Items start
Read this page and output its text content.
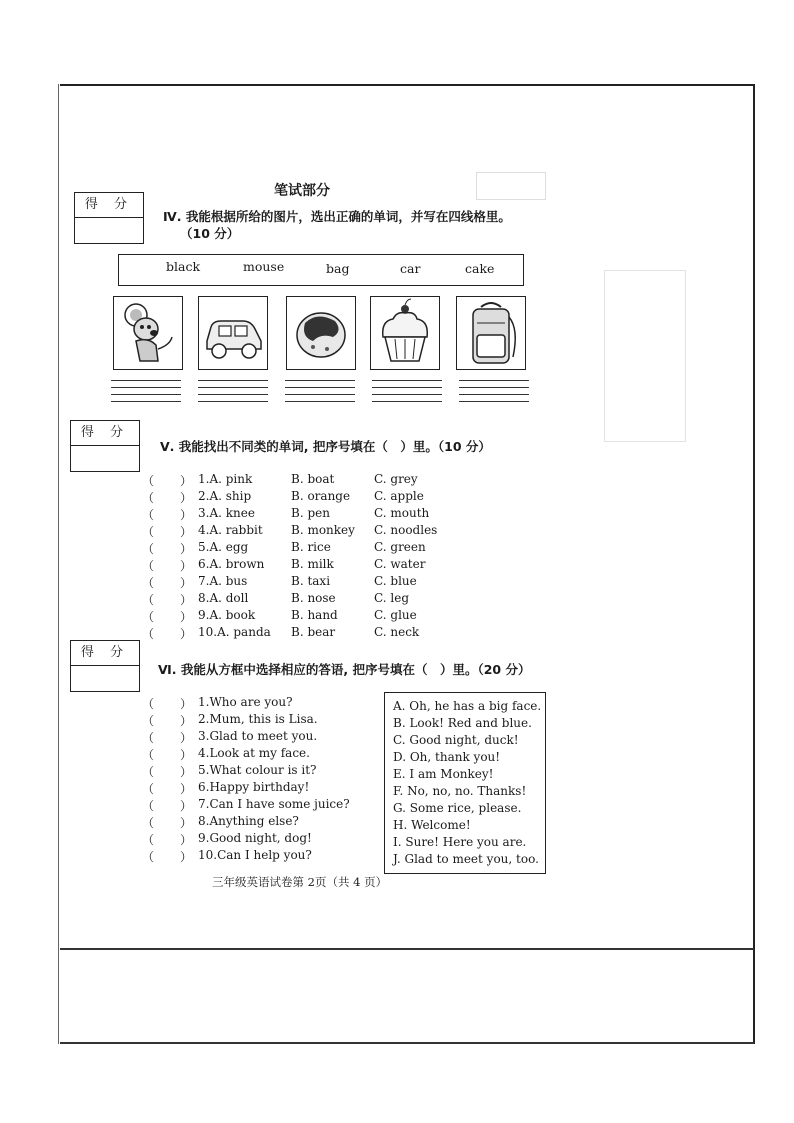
笔试部分
得 分
Ⅳ. 我能根据所给的图片，选出正确的单词，并写在四线格里。
（10 分）
black	mouse	bag	car	cake
得 分
Ⅴ. 我能找出不同类的单词, 把序号填在（　）里。（10 分）
（ ） 1.A. pink	B. boat	C. grey
（ ） 2.A. ship	B. orange C. apple
（ ） 3.A. knee	B. pen	C. mouth
（ ） 4.A. rabbit B. monkey C. noodles
（ ） 5.A. egg	B. rice	C. green
（ ） 6.A. brown B. milk	C. water
（ ） 7.A. bus	B. taxi	C. blue
（ ） 8.A. doll	B. nose	C. leg
（ ） 9.A. book	B. hand	C. glue
（ ） 10.A. panda B. bear	C. neck
得 分
Ⅵ. 我能从方框中选择相应的答语, 把序号填在（　）里。（20 分）
（ ） 1.Who are you?
（ ） 2.Mum, this is Lisa.
（ ） 3.Glad to meet you.
（ ） 4.Look at my face.
（ ） 5.What colour is it?
（ ） 6.Happy birthday!
（ ） 7.Can I have some juice?
（ ） 8.Anything else?
（ ） 9.Good night, dog!
（ ） 10.Can I help you?
A. Oh, he has a big face.
B. Look! Red and blue.
C. Good night, duck!
D. Oh, thank you!
E. I am Monkey!
F. No, no, no. Thanks!
G. Some rice, please.
H. Welcome!
I. Sure! Here you are.
J. Glad to meet you, too.
三年级英语试卷第 2页（共 4 页）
Items end
Problem description => Quote every record above exactly, leaving out the pictures.

Answer for this exercise =>
Read this page and output its text content.
笔试部分
得 分
Ⅳ. 我能根据所给的图片，选出正确的单词，并写在四线格里。
（10 分）
black	mouse	bag	car	cake
得 分
Ⅴ. 我能找出不同类的单词, 把序号填在（　）里。（10 分）
（ ） 1.A. pink	B. boat	C. grey
（ ） 2.A. ship	B. orange C. apple
（ ） 3.A. knee	B. pen	C. mouth
（ ） 4.A. rabbit B. monkey C. noodles
（ ） 5.A. egg	B. rice	C. green
（ ） 6.A. brown B. milk	C. water
（ ） 7.A. bus	B. taxi	C. blue
（ ） 8.A. doll	B. nose	C. leg
（ ） 9.A. book	B. hand	C. glue
（ ） 10.A. panda B. bear	C. neck
得 分
Ⅵ. 我能从方框中选择相应的答语, 把序号填在（　）里。（20 分）
（ ） 1.Who are you?
（ ） 2.Mum, this is Lisa.
（ ） 3.Glad to meet you.
（ ） 4.Look at my face.
（ ） 5.What colour is it?
（ ） 6.Happy birthday!
（ ） 7.Can I have some juice?
（ ） 8.Anything else?
（ ） 9.Good night, dog!
（ ） 10.Can I help you?
A. Oh, he has a big face.
B. Look! Red and blue.
C. Good night, duck!
D. Oh, thank you!
E. I am Monkey!
F. No, no, no. Thanks!
G. Some rice, please.
H. Welcome!
I. Sure! Here you are.
J. Glad to meet you, too.
三年级英语试卷第 2页（共 4 页）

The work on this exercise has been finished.